## PROVIDED DATA
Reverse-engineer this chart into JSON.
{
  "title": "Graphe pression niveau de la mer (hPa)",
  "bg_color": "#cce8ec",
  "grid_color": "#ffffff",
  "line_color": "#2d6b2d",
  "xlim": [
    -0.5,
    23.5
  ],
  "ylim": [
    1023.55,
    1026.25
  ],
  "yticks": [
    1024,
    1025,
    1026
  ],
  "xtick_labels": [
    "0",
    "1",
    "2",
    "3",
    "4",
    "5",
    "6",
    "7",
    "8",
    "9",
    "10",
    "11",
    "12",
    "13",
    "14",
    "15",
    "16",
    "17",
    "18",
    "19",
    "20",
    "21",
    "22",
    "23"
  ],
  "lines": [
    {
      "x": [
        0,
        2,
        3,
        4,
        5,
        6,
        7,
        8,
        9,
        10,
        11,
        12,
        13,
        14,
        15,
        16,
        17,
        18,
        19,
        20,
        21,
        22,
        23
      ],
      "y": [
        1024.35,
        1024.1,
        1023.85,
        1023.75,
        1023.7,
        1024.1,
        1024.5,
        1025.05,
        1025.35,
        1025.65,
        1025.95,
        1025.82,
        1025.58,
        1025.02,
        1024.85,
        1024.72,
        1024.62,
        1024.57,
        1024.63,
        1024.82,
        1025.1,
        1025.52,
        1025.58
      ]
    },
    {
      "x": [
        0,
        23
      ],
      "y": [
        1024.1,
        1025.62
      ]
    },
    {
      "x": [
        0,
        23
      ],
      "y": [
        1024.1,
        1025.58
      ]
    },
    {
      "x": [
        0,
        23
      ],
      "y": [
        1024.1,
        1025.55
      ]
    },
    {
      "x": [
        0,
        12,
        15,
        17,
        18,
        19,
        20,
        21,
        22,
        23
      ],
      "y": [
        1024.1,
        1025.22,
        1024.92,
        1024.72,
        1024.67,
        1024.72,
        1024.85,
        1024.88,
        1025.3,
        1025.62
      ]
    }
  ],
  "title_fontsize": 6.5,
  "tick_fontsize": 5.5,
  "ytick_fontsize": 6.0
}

## WHAT YOU HAVE TO DO
All of the entries above must be quoted exactly.

## FINAL RESULT
Reverse-engineer this chart into JSON.
{
  "title": "Graphe pression niveau de la mer (hPa)",
  "bg_color": "#cce8ec",
  "grid_color": "#ffffff",
  "line_color": "#2d6b2d",
  "xlim": [
    -0.5,
    23.5
  ],
  "ylim": [
    1023.55,
    1026.25
  ],
  "yticks": [
    1024,
    1025,
    1026
  ],
  "xtick_labels": [
    "0",
    "1",
    "2",
    "3",
    "4",
    "5",
    "6",
    "7",
    "8",
    "9",
    "10",
    "11",
    "12",
    "13",
    "14",
    "15",
    "16",
    "17",
    "18",
    "19",
    "20",
    "21",
    "22",
    "23"
  ],
  "lines": [
    {
      "x": [
        0,
        2,
        3,
        4,
        5,
        6,
        7,
        8,
        9,
        10,
        11,
        12,
        13,
        14,
        15,
        16,
        17,
        18,
        19,
        20,
        21,
        22,
        23
      ],
      "y": [
        1024.35,
        1024.1,
        1023.85,
        1023.75,
        1023.7,
        1024.1,
        1024.5,
        1025.05,
        1025.35,
        1025.65,
        1025.95,
        1025.82,
        1025.58,
        1025.02,
        1024.85,
        1024.72,
        1024.62,
        1024.57,
        1024.63,
        1024.82,
        1025.1,
        1025.52,
        1025.58
      ]
    },
    {
      "x": [
        0,
        23
      ],
      "y": [
        1024.1,
        1025.62
      ]
    },
    {
      "x": [
        0,
        23
      ],
      "y": [
        1024.1,
        1025.58
      ]
    },
    {
      "x": [
        0,
        23
      ],
      "y": [
        1024.1,
        1025.55
      ]
    },
    {
      "x": [
        0,
        12,
        15,
        17,
        18,
        19,
        20,
        21,
        22,
        23
      ],
      "y": [
        1024.1,
        1025.22,
        1024.92,
        1024.72,
        1024.67,
        1024.72,
        1024.85,
        1024.88,
        1025.3,
        1025.62
      ]
    }
  ],
  "title_fontsize": 6.5,
  "tick_fontsize": 5.5,
  "ytick_fontsize": 6.0
}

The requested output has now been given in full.